Stated goal: Copy out the material below in full, but not its images.

··· Dataset extract

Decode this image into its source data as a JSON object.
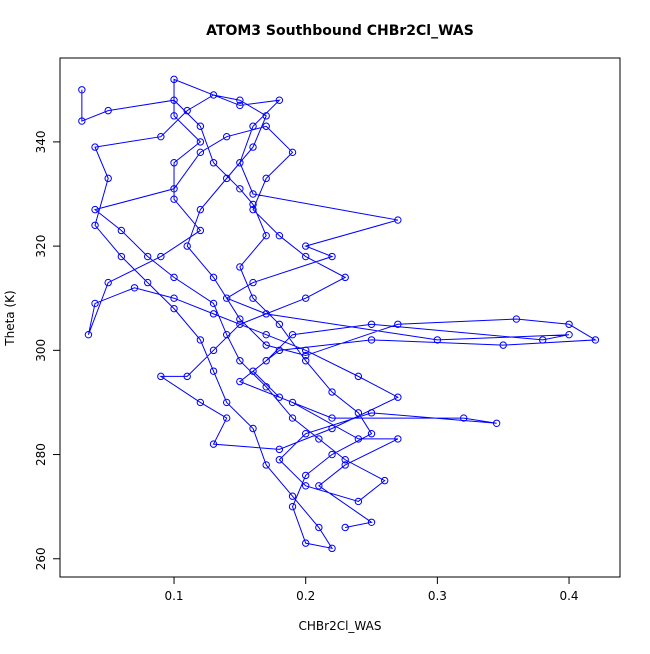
{
  "chart_data": {
    "type": "line",
    "title": "ATOM3 Southbound CHBr2Cl_WAS",
    "x_label": "CHBr2Cl_WAS",
    "y_label": "Theta (K)",
    "xlim": [
      0.0134,
      0.4387
    ],
    "ylim": [
      256.5,
      356.1
    ],
    "xticks": [
      0.1,
      0.2,
      0.3,
      0.4
    ],
    "yticks": [
      260,
      280,
      300,
      320,
      340
    ],
    "grid": false,
    "series": [
      {
        "color": "#0000ff",
        "x": [
          0.03,
          0.03,
          0.05,
          0.1,
          0.12,
          0.13,
          0.15,
          0.16,
          0.17,
          0.15,
          0.16,
          0.18,
          0.2,
          0.22,
          0.24,
          0.25,
          0.22,
          0.2,
          0.19,
          0.2,
          0.22,
          0.21,
          0.19,
          0.17,
          0.16,
          0.14,
          0.13,
          0.12,
          0.1,
          0.08,
          0.06,
          0.04,
          0.05,
          0.04,
          0.09,
          0.11,
          0.13,
          0.15,
          0.17,
          0.16,
          0.14,
          0.12,
          0.11,
          0.13,
          0.15,
          0.17,
          0.2,
          0.27,
          0.36,
          0.4,
          0.42,
          0.35,
          0.25,
          0.18,
          0.16,
          0.18,
          0.22,
          0.32,
          0.345,
          0.25,
          0.2,
          0.18,
          0.2,
          0.24,
          0.26,
          0.23,
          0.21,
          0.19,
          0.17,
          0.15,
          0.14,
          0.13,
          0.1,
          0.08,
          0.06,
          0.04,
          0.1,
          0.12,
          0.14,
          0.17,
          0.19,
          0.17,
          0.16,
          0.18,
          0.2,
          0.23,
          0.2,
          0.15,
          0.13,
          0.11,
          0.09,
          0.12,
          0.14,
          0.13,
          0.18,
          0.22,
          0.27,
          0.24,
          0.2,
          0.17,
          0.13,
          0.1,
          0.07,
          0.04,
          0.035,
          0.05,
          0.09,
          0.12,
          0.1,
          0.1,
          0.12,
          0.1,
          0.1,
          0.15,
          0.18,
          0.16,
          0.15,
          0.16,
          0.27,
          0.2,
          0.22,
          0.16,
          0.14,
          0.17,
          0.3,
          0.4,
          0.38,
          0.25,
          0.19,
          0.17,
          0.15,
          0.19,
          0.24,
          0.27,
          0.23,
          0.21,
          0.25,
          0.23
        ],
        "values": [
          350,
          344,
          346,
          348,
          343,
          336,
          331,
          328,
          322,
          316,
          310,
          305,
          298,
          292,
          288,
          284,
          280,
          276,
          270,
          263,
          262,
          266,
          272,
          278,
          285,
          290,
          296,
          302,
          308,
          313,
          318,
          324,
          333,
          339,
          341,
          346,
          349,
          348,
          345,
          339,
          333,
          327,
          320,
          314,
          306,
          301,
          299,
          305,
          306,
          305,
          302,
          301,
          302,
          300,
          296,
          291,
          287,
          287,
          286,
          288,
          284,
          279,
          274,
          271,
          275,
          279,
          283,
          287,
          293,
          298,
          303,
          309,
          314,
          318,
          323,
          327,
          331,
          338,
          341,
          343,
          338,
          333,
          327,
          322,
          318,
          314,
          310,
          305,
          300,
          295,
          295,
          290,
          287,
          282,
          281,
          285,
          291,
          295,
          300,
          303,
          307,
          310,
          312,
          309,
          303,
          313,
          318,
          323,
          329,
          336,
          340,
          345,
          352,
          347,
          348,
          343,
          336,
          330,
          325,
          320,
          318,
          313,
          310,
          307,
          302,
          303,
          302,
          305,
          303,
          298,
          294,
          290,
          283,
          283,
          278,
          274,
          267,
          266
        ]
      }
    ]
  }
}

······

Result of this task:
Decode this image into its source data as a JSON object.
{
  "chart_data": {
    "type": "line",
    "title": "ATOM3 Southbound CHBr2Cl_WAS",
    "x_label": "CHBr2Cl_WAS",
    "y_label": "Theta (K)",
    "xlim": [
      0.0134,
      0.4387
    ],
    "ylim": [
      256.5,
      356.1
    ],
    "xticks": [
      0.1,
      0.2,
      0.3,
      0.4
    ],
    "yticks": [
      260,
      280,
      300,
      320,
      340
    ],
    "grid": false,
    "series": [
      {
        "color": "#0000ff",
        "x": [
          0.03,
          0.03,
          0.05,
          0.1,
          0.12,
          0.13,
          0.15,
          0.16,
          0.17,
          0.15,
          0.16,
          0.18,
          0.2,
          0.22,
          0.24,
          0.25,
          0.22,
          0.2,
          0.19,
          0.2,
          0.22,
          0.21,
          0.19,
          0.17,
          0.16,
          0.14,
          0.13,
          0.12,
          0.1,
          0.08,
          0.06,
          0.04,
          0.05,
          0.04,
          0.09,
          0.11,
          0.13,
          0.15,
          0.17,
          0.16,
          0.14,
          0.12,
          0.11,
          0.13,
          0.15,
          0.17,
          0.2,
          0.27,
          0.36,
          0.4,
          0.42,
          0.35,
          0.25,
          0.18,
          0.16,
          0.18,
          0.22,
          0.32,
          0.345,
          0.25,
          0.2,
          0.18,
          0.2,
          0.24,
          0.26,
          0.23,
          0.21,
          0.19,
          0.17,
          0.15,
          0.14,
          0.13,
          0.1,
          0.08,
          0.06,
          0.04,
          0.1,
          0.12,
          0.14,
          0.17,
          0.19,
          0.17,
          0.16,
          0.18,
          0.2,
          0.23,
          0.2,
          0.15,
          0.13,
          0.11,
          0.09,
          0.12,
          0.14,
          0.13,
          0.18,
          0.22,
          0.27,
          0.24,
          0.2,
          0.17,
          0.13,
          0.1,
          0.07,
          0.04,
          0.035,
          0.05,
          0.09,
          0.12,
          0.1,
          0.1,
          0.12,
          0.1,
          0.1,
          0.15,
          0.18,
          0.16,
          0.15,
          0.16,
          0.27,
          0.2,
          0.22,
          0.16,
          0.14,
          0.17,
          0.3,
          0.4,
          0.38,
          0.25,
          0.19,
          0.17,
          0.15,
          0.19,
          0.24,
          0.27,
          0.23,
          0.21,
          0.25,
          0.23
        ],
        "values": [
          350,
          344,
          346,
          348,
          343,
          336,
          331,
          328,
          322,
          316,
          310,
          305,
          298,
          292,
          288,
          284,
          280,
          276,
          270,
          263,
          262,
          266,
          272,
          278,
          285,
          290,
          296,
          302,
          308,
          313,
          318,
          324,
          333,
          339,
          341,
          346,
          349,
          348,
          345,
          339,
          333,
          327,
          320,
          314,
          306,
          301,
          299,
          305,
          306,
          305,
          302,
          301,
          302,
          300,
          296,
          291,
          287,
          287,
          286,
          288,
          284,
          279,
          274,
          271,
          275,
          279,
          283,
          287,
          293,
          298,
          303,
          309,
          314,
          318,
          323,
          327,
          331,
          338,
          341,
          343,
          338,
          333,
          327,
          322,
          318,
          314,
          310,
          305,
          300,
          295,
          295,
          290,
          287,
          282,
          281,
          285,
          291,
          295,
          300,
          303,
          307,
          310,
          312,
          309,
          303,
          313,
          318,
          323,
          329,
          336,
          340,
          345,
          352,
          347,
          348,
          343,
          336,
          330,
          325,
          320,
          318,
          313,
          310,
          307,
          302,
          303,
          302,
          305,
          303,
          298,
          294,
          290,
          283,
          283,
          278,
          274,
          267,
          266
        ]
      }
    ]
  }
}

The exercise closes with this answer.